→ Task statement: Locate the string "kunda" in the records below. Copy every line where it occurs.

-- Begin Input rows --

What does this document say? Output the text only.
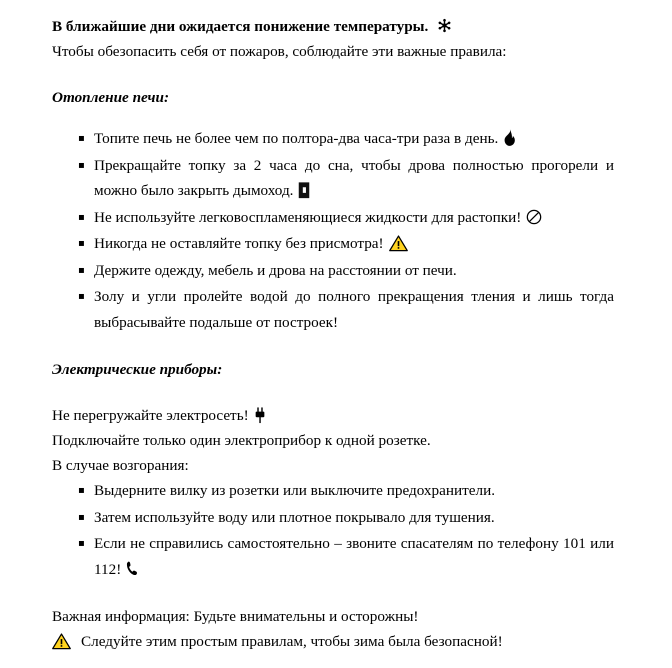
В ближайшие дни ожидается понижение температуры.

Чтобы обезопасить себя от пожаров, соблюдайте эти важные правила:

Отопление печи:

▪ Топите печь не более чем по полтора-два часа-три раза в день.
▪ Прекращайте топку за 2 часа до сна, чтобы дрова полностью прогорели и можно было закрыть дымоход.
▪ Не используйте легковоспламеняющиеся жидкости для растопки!
▪ Никогда не оставляйте топку без присмотра!
▪ Держите одежду, мебель и дрова на расстоянии от печи.
▪ Золу и угли пролейте водой до полного прекращения тления и лишь тогда выбрасывайте подальше от построек!

Электрические приборы:

Не перегружайте электросеть!

Подключайте только один электроприбор к одной розетке.

В случае возгорания:

▪ Выдерните вилку из розетки или выключите предохранители.
▪ Затем используйте воду или плотное покрывало для тушения.
▪ Если не справились самостоятельно – звоните спасателям по телефону 101 или 112!

Важная информация: Будьте внимательны и осторожны!

Следуйте этим простым правилам, чтобы зима была безопасной!
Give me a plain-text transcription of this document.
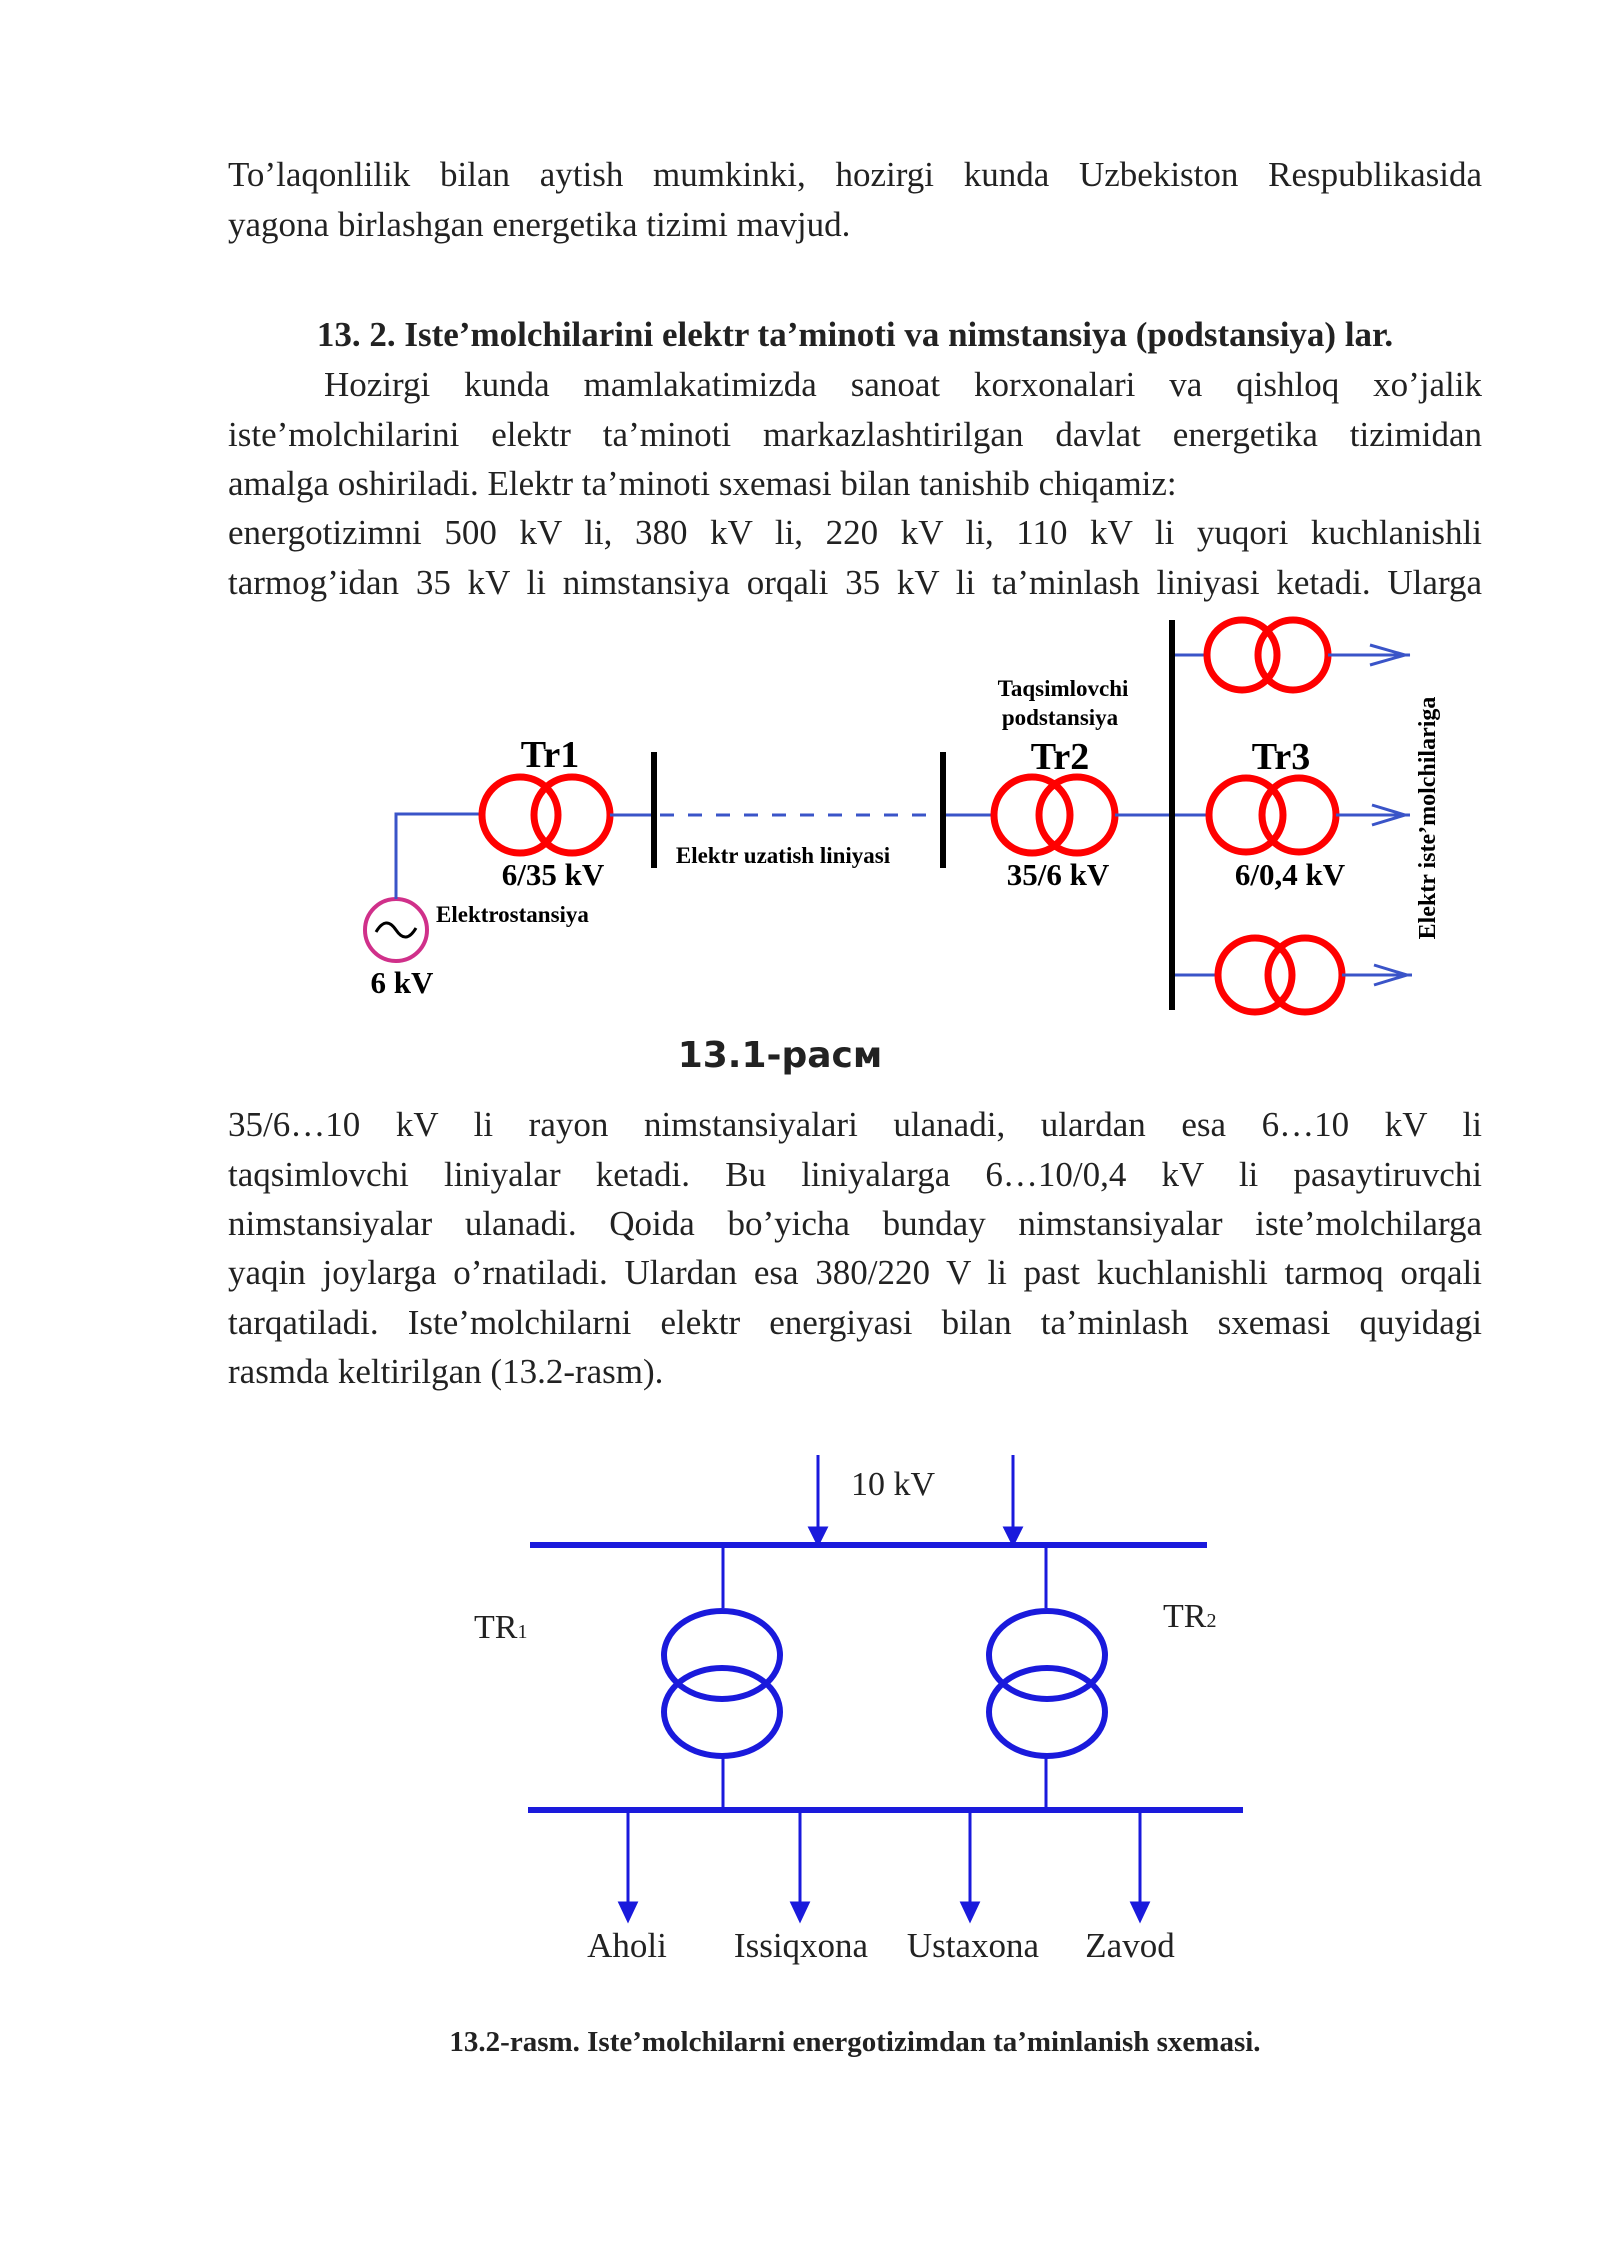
To’laqonlilik bilan aytish mumkinki, hozirgi kunda Uzbekiston Respublikasida
yagona birlashgan energetika tizimi mavjud.
13. 2. Iste’molchilarini elektr ta’minoti va nimstansiya (podstansiya) lar.
Hozirgi kunda mamlakatimizda sanoat korxonalari va qishloq xo’jalik
iste’molchilarini elektr ta’minoti markazlashtirilgan davlat energetika tizimidan
amalga oshiriladi. Elektr ta’minoti sxemasi bilan tanishib chiqamiz:
energotizimni 500 kV li, 380 kV li, 220 kV li, 110 kV li yuqori kuchlanishli
tarmog’idan 35 kV li nimstansiya orqali 35 kV li ta’minlash liniyasi ketadi. Ularga
Tr1
6/35 kV
Elektrostansiya
6 kV
Elektr uzatish liniyasi
Taqsimlovchi
podstansiya
Tr2
35/6 kV
Tr3
6/0,4 kV	Elektr iste’molchilariga
13.1-расм
35/6…10 kV li rayon nimstansiyalari ulanadi, ulardan esa 6…10 kV li
taqsimlovchi liniyalar ketadi. Bu liniyalarga 6…10/0,4 kV li pasaytiruvchi
nimstansiyalar ulanadi. Qoida bo’yicha bunday nimstansiyalar iste’molchilarga
yaqin joylarga o’rnatiladi. Ulardan esa 380/220 V li past kuchlanishli tarmoq orqali
tarqatiladi. Iste’molchilarni elektr energiyasi bilan ta’minlash sxemasi quyidagi
rasmda keltirilgan (13.2-rasm).
10 kV
TR1	TR2
Aholi Issiqxona Ustaxona Zavod
13.2-rasm. Iste’molchilarni energotizimdan ta’minlanish sxemasi.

-- End Input rows --

→ Solution to this problem:
To’laqonlilik bilan aytish mumkinki, hozirgi kunda Uzbekiston Respublikasida
Hozirgi kunda mamlakatimizda sanoat korxonalari va qishloq xo’jalik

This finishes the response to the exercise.